* START *
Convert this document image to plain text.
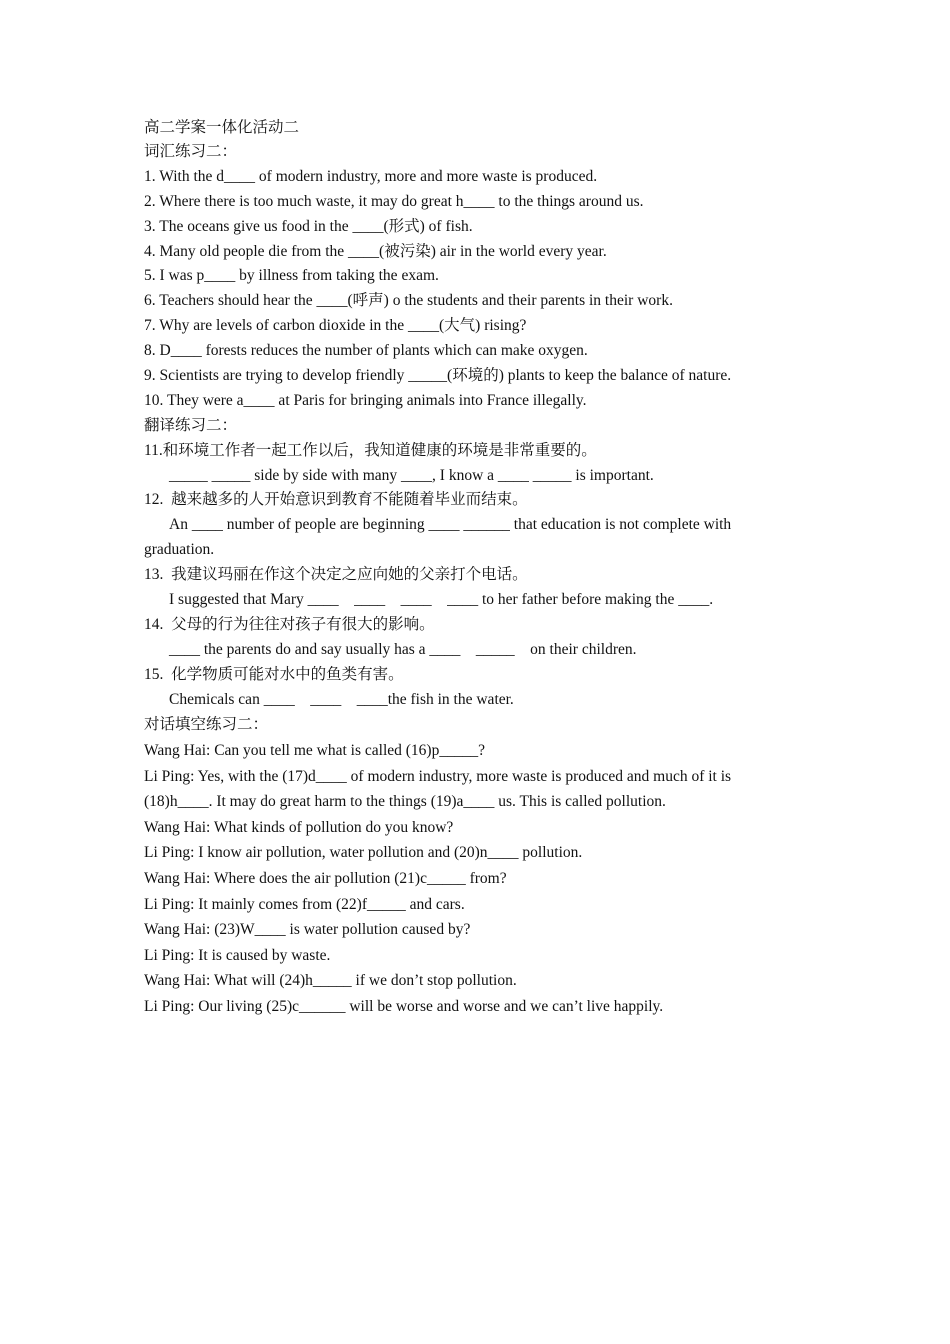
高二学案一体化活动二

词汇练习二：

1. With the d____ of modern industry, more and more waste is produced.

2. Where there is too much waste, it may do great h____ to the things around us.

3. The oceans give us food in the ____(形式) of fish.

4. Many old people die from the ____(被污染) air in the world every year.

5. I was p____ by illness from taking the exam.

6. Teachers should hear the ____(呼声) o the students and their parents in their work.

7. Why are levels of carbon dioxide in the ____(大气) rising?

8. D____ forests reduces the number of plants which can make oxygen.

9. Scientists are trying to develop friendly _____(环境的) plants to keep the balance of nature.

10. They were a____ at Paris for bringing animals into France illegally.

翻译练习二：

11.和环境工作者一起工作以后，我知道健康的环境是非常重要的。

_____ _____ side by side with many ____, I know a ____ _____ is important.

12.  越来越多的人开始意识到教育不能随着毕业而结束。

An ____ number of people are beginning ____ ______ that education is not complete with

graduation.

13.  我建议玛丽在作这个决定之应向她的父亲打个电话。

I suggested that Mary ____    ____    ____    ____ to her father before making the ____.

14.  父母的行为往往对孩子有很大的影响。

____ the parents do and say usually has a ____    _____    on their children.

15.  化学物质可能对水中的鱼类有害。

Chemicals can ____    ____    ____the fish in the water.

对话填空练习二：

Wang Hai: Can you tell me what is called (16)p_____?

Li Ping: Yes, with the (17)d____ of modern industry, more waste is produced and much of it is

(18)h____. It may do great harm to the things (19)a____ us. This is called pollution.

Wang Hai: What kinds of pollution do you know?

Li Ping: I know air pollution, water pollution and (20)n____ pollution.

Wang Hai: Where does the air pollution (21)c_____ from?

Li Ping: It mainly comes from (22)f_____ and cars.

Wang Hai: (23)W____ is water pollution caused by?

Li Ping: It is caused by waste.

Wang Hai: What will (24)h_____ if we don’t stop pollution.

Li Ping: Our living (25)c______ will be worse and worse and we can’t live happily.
* END *
▶ **Objective**
Exclude the pictures and transcribe all of the entries exactly.

▶ **Answer to this exercise**
Convert this document image to plain text.
高二学案一体化活动二

词汇练习二：

1. With the d____ of modern industry, more and more waste is produced.

2. Where there is too much waste, it may do great h____ to the things around us.

3. The oceans give us food in the ____(形式) of fish.

4. Many old people die from the ____(被污染) air in the world every year.

5. I was p____ by illness from taking the exam.

6. Teachers should hear the ____(呼声) o the students and their parents in their work.

7. Why are levels of carbon dioxide in the ____(大气) rising?

8. D____ forests reduces the number of plants which can make oxygen.

9. Scientists are trying to develop friendly _____(环境的) plants to keep the balance of nature.

10. They were a____ at Paris for bringing animals into France illegally.

翻译练习二：

11.和环境工作者一起工作以后，我知道健康的环境是非常重要的。

_____ _____ side by side with many ____, I know a ____ _____ is important.

12.  越来越多的人开始意识到教育不能随着毕业而结束。

An ____ number of people are beginning ____ ______ that education is not complete with

graduation.

13.  我建议玛丽在作这个决定之应向她的父亲打个电话。

I suggested that Mary ____    ____    ____    ____ to her father before making the ____.

14.  父母的行为往往对孩子有很大的影响。

____ the parents do and say usually has a ____    _____    on their children.

15.  化学物质可能对水中的鱼类有害。

Chemicals can ____    ____    ____the fish in the water.

对话填空练习二：

Wang Hai: Can you tell me what is called (16)p_____?

Li Ping: Yes, with the (17)d____ of modern industry, more waste is produced and much of it is

(18)h____. It may do great harm to the things (19)a____ us. This is called pollution.

Wang Hai: What kinds of pollution do you know?

Li Ping: I know air pollution, water pollution and (20)n____ pollution.

Wang Hai: Where does the air pollution (21)c_____ from?

Li Ping: It mainly comes from (22)f_____ and cars.

Wang Hai: (23)W____ is water pollution caused by?

Li Ping: It is caused by waste.

Wang Hai: What will (24)h_____ if we don’t stop pollution.

Li Ping: Our living (25)c______ will be worse and worse and we can’t live happily.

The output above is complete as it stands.